[WHAT YOU WILL DO]:
Omit images. Retype all entries verbatim.

━━━

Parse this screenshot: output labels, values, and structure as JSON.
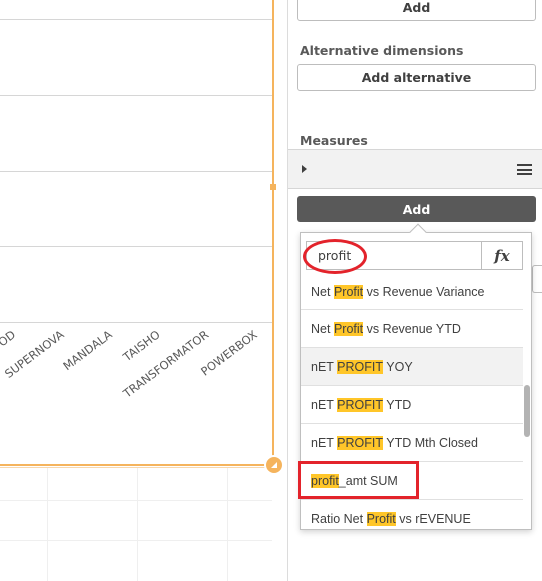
{
  "panel": {
    "add_dimension_label": "Add",
    "alternative_dimensions_title": "Alternative dimensions",
    "add_alternative_label": "Add alternative",
    "measures_title": "Measures",
    "add_measure_label": "Add"
  },
  "chart": {
    "x_axis_labels": [
      "OD",
      "SUPERNOVA",
      "MANDALA",
      "TAISHO",
      "TRANSFORMATOR",
      "POWERBOX"
    ]
  },
  "search": {
    "value": "profit",
    "fx_label": "fx"
  },
  "results": [
    {
      "pre": "Net ",
      "match": "Profit",
      "post": " vs Revenue Variance"
    },
    {
      "pre": "Net ",
      "match": "Profit",
      "post": " vs Revenue YTD"
    },
    {
      "pre": "nET ",
      "match": "PROFIT",
      "post": " YOY"
    },
    {
      "pre": "nET ",
      "match": "PROFIT",
      "post": " YTD"
    },
    {
      "pre": "nET ",
      "match": "PROFIT",
      "post": " YTD Mth Closed"
    },
    {
      "pre": "",
      "match": "profit",
      "post": "_amt SUM"
    },
    {
      "pre": "Ratio Net ",
      "match": "Profit",
      "post": " vs rEVENUE"
    }
  ],
  "colors": {
    "selection_orange": "#f5b45d",
    "highlight_yellow": "#ffc629",
    "annotation_red": "#e3232b",
    "dark_button": "#595959"
  }
}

━━━

[OUTPUT FOR THIS TASK]:
Parse this screenshot: output labels, values, and structure as JSON.
{
  "panel": {
    "add_dimension_label": "Add",
    "alternative_dimensions_title": "Alternative dimensions",
    "add_alternative_label": "Add alternative",
    "measures_title": "Measures",
    "add_measure_label": "Add"
  },
  "chart": {
    "x_axis_labels": [
      "OD",
      "SUPERNOVA",
      "MANDALA",
      "TAISHO",
      "TRANSFORMATOR",
      "POWERBOX"
    ]
  },
  "search": {
    "value": "profit",
    "fx_label": "fx"
  },
  "results": [
    {
      "pre": "Net ",
      "match": "Profit",
      "post": " vs Revenue Variance"
    },
    {
      "pre": "Net ",
      "match": "Profit",
      "post": " vs Revenue YTD"
    },
    {
      "pre": "nET ",
      "match": "PROFIT",
      "post": " YOY"
    },
    {
      "pre": "nET ",
      "match": "PROFIT",
      "post": " YTD"
    },
    {
      "pre": "nET ",
      "match": "PROFIT",
      "post": " YTD Mth Closed"
    },
    {
      "pre": "",
      "match": "profit",
      "post": "_amt SUM"
    },
    {
      "pre": "Ratio Net ",
      "match": "Profit",
      "post": " vs rEVENUE"
    }
  ],
  "colors": {
    "selection_orange": "#f5b45d",
    "highlight_yellow": "#ffc629",
    "annotation_red": "#e3232b",
    "dark_button": "#595959"
  }
}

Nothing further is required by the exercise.